Directive ::
Write out each line of the material again, word for word.

Records contained in a dataset ::
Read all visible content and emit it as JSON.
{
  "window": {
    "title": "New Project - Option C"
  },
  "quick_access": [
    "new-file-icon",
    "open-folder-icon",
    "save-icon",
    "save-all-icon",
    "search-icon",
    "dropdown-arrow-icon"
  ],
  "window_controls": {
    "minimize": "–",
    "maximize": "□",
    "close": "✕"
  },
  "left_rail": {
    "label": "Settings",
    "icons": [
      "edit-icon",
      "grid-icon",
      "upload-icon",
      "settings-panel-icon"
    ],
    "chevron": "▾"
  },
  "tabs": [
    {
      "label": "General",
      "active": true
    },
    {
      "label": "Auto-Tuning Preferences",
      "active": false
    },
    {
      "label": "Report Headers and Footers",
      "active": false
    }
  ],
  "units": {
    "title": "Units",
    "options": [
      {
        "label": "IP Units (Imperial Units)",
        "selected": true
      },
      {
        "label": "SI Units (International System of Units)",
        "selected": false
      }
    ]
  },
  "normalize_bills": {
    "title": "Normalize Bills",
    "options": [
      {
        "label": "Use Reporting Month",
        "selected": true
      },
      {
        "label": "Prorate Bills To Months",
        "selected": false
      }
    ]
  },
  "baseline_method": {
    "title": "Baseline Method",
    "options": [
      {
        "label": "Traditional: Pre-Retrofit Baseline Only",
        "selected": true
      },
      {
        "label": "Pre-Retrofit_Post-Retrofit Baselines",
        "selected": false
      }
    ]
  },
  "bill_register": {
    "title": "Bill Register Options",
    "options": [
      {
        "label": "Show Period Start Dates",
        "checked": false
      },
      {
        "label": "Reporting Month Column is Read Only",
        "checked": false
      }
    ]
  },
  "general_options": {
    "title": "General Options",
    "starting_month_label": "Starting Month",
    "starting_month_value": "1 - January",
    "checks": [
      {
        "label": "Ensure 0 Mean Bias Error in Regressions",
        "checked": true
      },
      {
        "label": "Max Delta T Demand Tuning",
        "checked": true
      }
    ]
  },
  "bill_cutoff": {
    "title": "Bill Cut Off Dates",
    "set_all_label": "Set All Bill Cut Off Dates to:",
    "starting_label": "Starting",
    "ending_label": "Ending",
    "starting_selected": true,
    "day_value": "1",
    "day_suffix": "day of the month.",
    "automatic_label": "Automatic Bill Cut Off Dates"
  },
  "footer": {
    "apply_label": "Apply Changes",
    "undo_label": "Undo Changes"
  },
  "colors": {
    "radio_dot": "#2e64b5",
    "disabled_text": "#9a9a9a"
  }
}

Answer to the exercise ::
Read all visible content and emit it as JSON.
{
  "window": {
    "title": "New Project - Option C"
  },
  "quick_access": [
    "new-file-icon",
    "open-folder-icon",
    "save-icon",
    "save-all-icon",
    "search-icon",
    "dropdown-arrow-icon"
  ],
  "window_controls": {
    "minimize": "–",
    "maximize": "□",
    "close": "✕"
  },
  "left_rail": {
    "label": "Settings",
    "icons": [
      "edit-icon",
      "grid-icon",
      "upload-icon",
      "settings-panel-icon"
    ],
    "chevron": "▾"
  },
  "tabs": [
    {
      "label": "General",
      "active": true
    },
    {
      "label": "Auto-Tuning Preferences",
      "active": false
    },
    {
      "label": "Report Headers and Footers",
      "active": false
    }
  ],
  "units": {
    "title": "Units",
    "options": [
      {
        "label": "IP Units (Imperial Units)",
        "selected": true
      },
      {
        "label": "SI Units (International System of Units)",
        "selected": false
      }
    ]
  },
  "normalize_bills": {
    "title": "Normalize Bills",
    "options": [
      {
        "label": "Use Reporting Month",
        "selected": true
      },
      {
        "label": "Prorate Bills To Months",
        "selected": false
      }
    ]
  },
  "baseline_method": {
    "title": "Baseline Method",
    "options": [
      {
        "label": "Traditional: Pre-Retrofit Baseline Only",
        "selected": true
      },
      {
        "label": "Pre-Retrofit_Post-Retrofit Baselines",
        "selected": false
      }
    ]
  },
  "bill_register": {
    "title": "Bill Register Options",
    "options": [
      {
        "label": "Show Period Start Dates",
        "checked": false
      },
      {
        "label": "Reporting Month Column is Read Only",
        "checked": false
      }
    ]
  },
  "general_options": {
    "title": "General Options",
    "starting_month_label": "Starting Month",
    "starting_month_value": "1 - January",
    "checks": [
      {
        "label": "Ensure 0 Mean Bias Error in Regressions",
        "checked": true
      },
      {
        "label": "Max Delta T Demand Tuning",
        "checked": true
      }
    ]
  },
  "bill_cutoff": {
    "title": "Bill Cut Off Dates",
    "set_all_label": "Set All Bill Cut Off Dates to:",
    "starting_label": "Starting",
    "ending_label": "Ending",
    "starting_selected": true,
    "day_value": "1",
    "day_suffix": "day of the month.",
    "automatic_label": "Automatic Bill Cut Off Dates"
  },
  "footer": {
    "apply_label": "Apply Changes",
    "undo_label": "Undo Changes"
  },
  "colors": {
    "radio_dot": "#2e64b5",
    "disabled_text": "#9a9a9a"
  }
}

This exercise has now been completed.